» **Enunciado A**:
Responda, com base no trecho sobre as regras do TSE para o uso de inteligência artificial nas eleições:
(i) Em que dia o TSE aprovou as regras?
(ii) Até quantas horas antes da votação fica proibida a propaganda criada por IA?
(iii) Qual ministro é o relator da medida?
» **Enunciado B**: Prossiga com o trecho sobre as regras do TSE para o uso de inteligência artificial nas eleições, a partir do ponto em que ele termina.

É uma guerra praticamente perdida, mas o Tribunal Superior Eleitoral tenta disciplinar o uso de inteligência artificial na campanha eleitoral que vem aí. Nesta segunda-feira 2 de março, o TSE aprovou uma série de regras para conter o abuso com a ferramenta tecnológica que mudou para sempre a produção de conteúdo. O enorme desafio será a fiscalização dessas regras em tempo hábil e num curto período. Tudo é muito rápido.
Entre as resoluções aprovadas está a proibição de propaganda criada por IA até 72 horas antes da votação e nas 24 horas depois de cada turno. Nas palavras do relator, o ministro Kassio Nunes Marques, a medida tem como objetivo “excluir surpresas indesejáveis no período mais crítico do processo eleitoral”. Mas isso garante respeito à norma?

» **Registros**:
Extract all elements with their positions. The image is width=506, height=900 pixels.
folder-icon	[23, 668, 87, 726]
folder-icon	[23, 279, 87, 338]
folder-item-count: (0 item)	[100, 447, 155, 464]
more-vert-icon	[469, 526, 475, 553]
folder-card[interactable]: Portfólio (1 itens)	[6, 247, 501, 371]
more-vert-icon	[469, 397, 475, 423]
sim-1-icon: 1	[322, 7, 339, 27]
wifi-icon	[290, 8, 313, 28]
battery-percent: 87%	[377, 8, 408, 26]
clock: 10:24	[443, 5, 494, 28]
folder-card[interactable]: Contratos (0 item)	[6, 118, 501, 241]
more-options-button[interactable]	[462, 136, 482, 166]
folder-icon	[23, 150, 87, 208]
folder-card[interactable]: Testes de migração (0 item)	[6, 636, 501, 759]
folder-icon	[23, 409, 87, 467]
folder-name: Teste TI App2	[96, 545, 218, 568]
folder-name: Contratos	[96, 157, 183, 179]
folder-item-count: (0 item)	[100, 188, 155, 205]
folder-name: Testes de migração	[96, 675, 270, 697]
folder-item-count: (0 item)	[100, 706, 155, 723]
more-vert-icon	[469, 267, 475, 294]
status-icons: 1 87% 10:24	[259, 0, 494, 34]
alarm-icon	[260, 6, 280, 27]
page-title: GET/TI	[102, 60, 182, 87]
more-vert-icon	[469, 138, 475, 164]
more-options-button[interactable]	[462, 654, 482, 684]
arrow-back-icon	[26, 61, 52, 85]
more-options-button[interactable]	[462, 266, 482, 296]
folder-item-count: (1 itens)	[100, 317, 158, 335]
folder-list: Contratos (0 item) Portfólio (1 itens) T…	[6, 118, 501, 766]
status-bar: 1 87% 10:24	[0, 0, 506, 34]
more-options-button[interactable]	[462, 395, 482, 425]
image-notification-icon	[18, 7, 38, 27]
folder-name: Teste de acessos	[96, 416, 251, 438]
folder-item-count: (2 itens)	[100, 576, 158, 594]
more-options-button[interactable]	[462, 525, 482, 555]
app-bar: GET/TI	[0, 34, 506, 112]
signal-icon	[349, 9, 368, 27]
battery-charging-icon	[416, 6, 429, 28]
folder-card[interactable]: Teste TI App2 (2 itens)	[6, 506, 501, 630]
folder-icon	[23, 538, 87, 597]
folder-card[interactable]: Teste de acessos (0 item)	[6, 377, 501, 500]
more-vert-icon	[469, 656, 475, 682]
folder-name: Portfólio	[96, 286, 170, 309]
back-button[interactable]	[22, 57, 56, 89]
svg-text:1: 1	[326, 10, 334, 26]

» **Resposta escrita A**:
(i) Segunda-feira, 2 de março.
(ii) Até 72 horas antes da votação.
(iii) O ministro Kassio Nunes Marques.

» **Resposta escrita B**:
Difícil. Além disso, o TSE determina que todo material criado por meio de IA seja informado ao eleitor de modo claro. Faz sentido, mas também não sei o alcance de tal providência. Plataformas e provedores serão responsabilizados por difusão de conteúdo ilegal caso não cumpram a decisão de retirada do ar logo após notificação.
Outra resolução aprovada chama atenção pelo inusitado da coisa – mas tem tudo a ver com os novos tempos. É o seguinte: a IA não pode dar a você sugestões de candidatos, ainda que você tenha feito a solicitação ao oráculo do Metaverso. A medida busca impedir que numa ação em massa, o algoritmo acabe decidindo o voto pelo eleitor.
Se nós, humanos desde que nascemos, nunca fomos pela neutralidade, a parafernália da era digital também não. IA não pode ser transformada, portanto, em cabo eleitoral ou conselheiro político na escolha do seu candidato. Aqui também, o provedor pode ser punido. Mas, de novo, como garantir a lisura plena no exercício do voto?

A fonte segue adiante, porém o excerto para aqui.